:: Exercise requirements ::
Below are some records; return each one exactly.

:: Extracted records ::
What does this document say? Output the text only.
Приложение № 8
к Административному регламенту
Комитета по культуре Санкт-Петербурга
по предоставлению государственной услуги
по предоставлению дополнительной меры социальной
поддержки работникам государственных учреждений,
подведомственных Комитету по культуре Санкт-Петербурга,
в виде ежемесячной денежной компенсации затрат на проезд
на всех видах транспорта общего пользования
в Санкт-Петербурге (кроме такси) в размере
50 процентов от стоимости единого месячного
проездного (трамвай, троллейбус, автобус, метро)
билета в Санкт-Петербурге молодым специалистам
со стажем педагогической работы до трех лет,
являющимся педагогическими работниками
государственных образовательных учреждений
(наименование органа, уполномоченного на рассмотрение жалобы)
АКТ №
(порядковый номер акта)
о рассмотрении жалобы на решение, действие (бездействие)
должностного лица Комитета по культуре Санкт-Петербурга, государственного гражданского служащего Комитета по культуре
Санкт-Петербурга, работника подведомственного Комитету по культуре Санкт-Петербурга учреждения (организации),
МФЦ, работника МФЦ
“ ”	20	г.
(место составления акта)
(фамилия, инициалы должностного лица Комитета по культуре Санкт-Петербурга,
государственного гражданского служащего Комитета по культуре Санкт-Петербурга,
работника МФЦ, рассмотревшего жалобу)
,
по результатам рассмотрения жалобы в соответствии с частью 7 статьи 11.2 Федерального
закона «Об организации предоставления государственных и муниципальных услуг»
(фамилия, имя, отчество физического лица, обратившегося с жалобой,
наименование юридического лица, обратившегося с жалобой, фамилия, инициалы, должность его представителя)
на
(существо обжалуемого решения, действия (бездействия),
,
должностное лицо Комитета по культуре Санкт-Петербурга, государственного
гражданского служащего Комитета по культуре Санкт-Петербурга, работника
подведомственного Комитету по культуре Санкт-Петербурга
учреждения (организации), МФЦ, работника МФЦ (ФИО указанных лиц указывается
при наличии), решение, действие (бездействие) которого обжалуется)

:: Completed exercise ::
What does this document say? Output the text only.
Приложение № 8
к Административному регламенту
Комитета по культуре Санкт-Петербурга
по предоставлению государственной услуги
по предоставлению дополнительной меры социальной
поддержки работникам государственных учреждений,
подведомственных Комитету по культуре Санкт-Петербурга,
в виде ежемесячной денежной компенсации затрат на проезд
на всех видах транспорта общего пользования
в Санкт-Петербурге (кроме такси) в размере
50 процентов от стоимости единого месячного
проездного (трамвай, троллейбус, автобус, метро)
билета в Санкт-Петербурге молодым специалистам
со стажем педагогической работы до трех лет,
являющимся педагогическими работниками
государственных образовательных учреждений
(наименование органа, уполномоченного на рассмотрение жалобы)
АКТ №
(порядковый номер акта)
о рассмотрении жалобы на решение, действие (бездействие)
должностного лица Комитета по культуре Санкт-Петербурга, государственного гражданского служащего Комитета по культуре
Санкт-Петербурга, работника подведомственного Комитету по культуре Санкт-Петербурга учреждения (организации),
МФЦ, работника МФЦ
“ ”	20	г.
(место составления акта)
(фамилия, инициалы должностного лица Комитета по культуре Санкт-Петербурга,
государственного гражданского служащего Комитета по культуре Санкт-Петербурга,
работника МФЦ, рассмотревшего жалобу)
,
по результатам рассмотрения жалобы в соответствии с частью 7 статьи 11.2 Федерального
закона «Об организации предоставления государственных и муниципальных услуг»
(фамилия, имя, отчество физического лица, обратившегося с жалобой,
наименование юридического лица, обратившегося с жалобой, фамилия, инициалы, должность его представителя)
на
(существо обжалуемого решения, действия (бездействия),
,
должностное лицо Комитета по культуре Санкт-Петербурга, государственного
гражданского служащего Комитета по культуре Санкт-Петербурга, работника
подведомственного Комитету по культуре Санкт-Петербурга
учреждения (организации), МФЦ, работника МФЦ (ФИО указанных лиц указывается
при наличии), решение, действие (бездействие) которого обжалуется)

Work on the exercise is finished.